- **Given passage**
★ ★ ★ ★

Where universities fit in

At first glance, higher education does not feature prominently in Byrne’s account. Universities are mentioned only in passing, often in relation to the now familiar observation that those with higher levels of education are less likely to vote for populist parties. As Byrne notes from previous studies of voter intentions:

 “constituencies with fewer graduates were far more likely to vote Reform; in fact, the share of adults with a degree was the single strongest predictor of low Reform support.”

Yet, placing graduates firmly in the anti-populist camp does not exonerate universities from blame in the story of why populists are winning. On the contrary, as I was reminded while co-authoring my own take on the issue in Preparing for Populism, many of the dynamics Byrne identifies implicitly raise questions about the role universities are playing, what they are getting wrong and how they might be doing more.

Perhaps, if this book were not written by a serving Labour MP, it would go further in asking whether universities – and those who work in them –  have become too closely associated with the Left; too quick to adopt positions on sensitive issues that leave others feeling ostracised; and too slow to address the consequences.

★ ★ ★ ★

- **Data section**
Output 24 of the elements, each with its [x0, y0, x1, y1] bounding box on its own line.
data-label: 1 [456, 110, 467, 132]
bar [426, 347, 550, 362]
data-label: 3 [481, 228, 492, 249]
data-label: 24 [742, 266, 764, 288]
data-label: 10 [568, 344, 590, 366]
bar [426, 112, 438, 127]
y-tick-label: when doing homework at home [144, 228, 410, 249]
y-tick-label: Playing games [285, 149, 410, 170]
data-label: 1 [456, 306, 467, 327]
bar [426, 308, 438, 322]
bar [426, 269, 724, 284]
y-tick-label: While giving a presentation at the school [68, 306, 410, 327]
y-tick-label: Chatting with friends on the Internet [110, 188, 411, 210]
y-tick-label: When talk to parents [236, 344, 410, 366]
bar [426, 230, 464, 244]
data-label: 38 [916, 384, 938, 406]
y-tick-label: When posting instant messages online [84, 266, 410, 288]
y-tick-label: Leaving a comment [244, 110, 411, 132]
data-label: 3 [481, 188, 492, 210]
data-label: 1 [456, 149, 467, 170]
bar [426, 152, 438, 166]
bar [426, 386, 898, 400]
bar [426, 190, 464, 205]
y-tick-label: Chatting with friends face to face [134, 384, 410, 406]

★ ★ ★ ★

- **Problems**
#1 In the passage on universities and populism, what was the single strongest predictor of low Reform support?
#2 In the passage on universities and populism, swap "Labour MP" for "Conservative MP" and write out the stretch from "Perhaps, if this" through "address the consequences.".
#3 Carry on the passage on universities and populism from the point where it stops.

- **Per-task outputs**
#1 The share of adults with a degree.

#2
Perhaps, if this book were not written by a serving Conservative MP, it would go further in asking whether universities – and those who work in them –  have become too closely associated with the Left; too quick to adopt positions on sensitive issues that leave others feeling ostracised; and too slow to address the consequences.

#3
Stepping up to the challenge

Byrne’s main argument is nevertheless that populism thrives when people feel economically insecure, culturally marginalised and politically ignored. His proposed response is nothing short of a “revolution” to build a “Learning Society” – one in which knowledge, skills and opportunity are more evenly distributed across the country. In this vision, universities are not ivory towers detached from the real world, but engines of renewal that bring innovation, ideas and entrepreneurship to places that have long felt “left behind”.

This is an attractive proposition and one that aligns well with longstanding political debates about “levelling up” and regional inequality. Yet, it also runs up against the sector’s current financial realities. At a time when many institutions are in a period of retrenchment – as illustrated by the University of Essex’s recent decision to close its Southend campus – the idea of expanding into new towns and regions feels, at best, aspirational.

However, Byrne’s “Learning Society” vision need not rest on physical presence alone. In an age of AI and rapid advances in digital technologies, universities have new opportunities to rethink how they distribute knowledge and who gets to participate in it. The challenge is less about bricks and mortar than about reach, relevance and inclusion – and here, universities arguably have more agency than is often acknowledged.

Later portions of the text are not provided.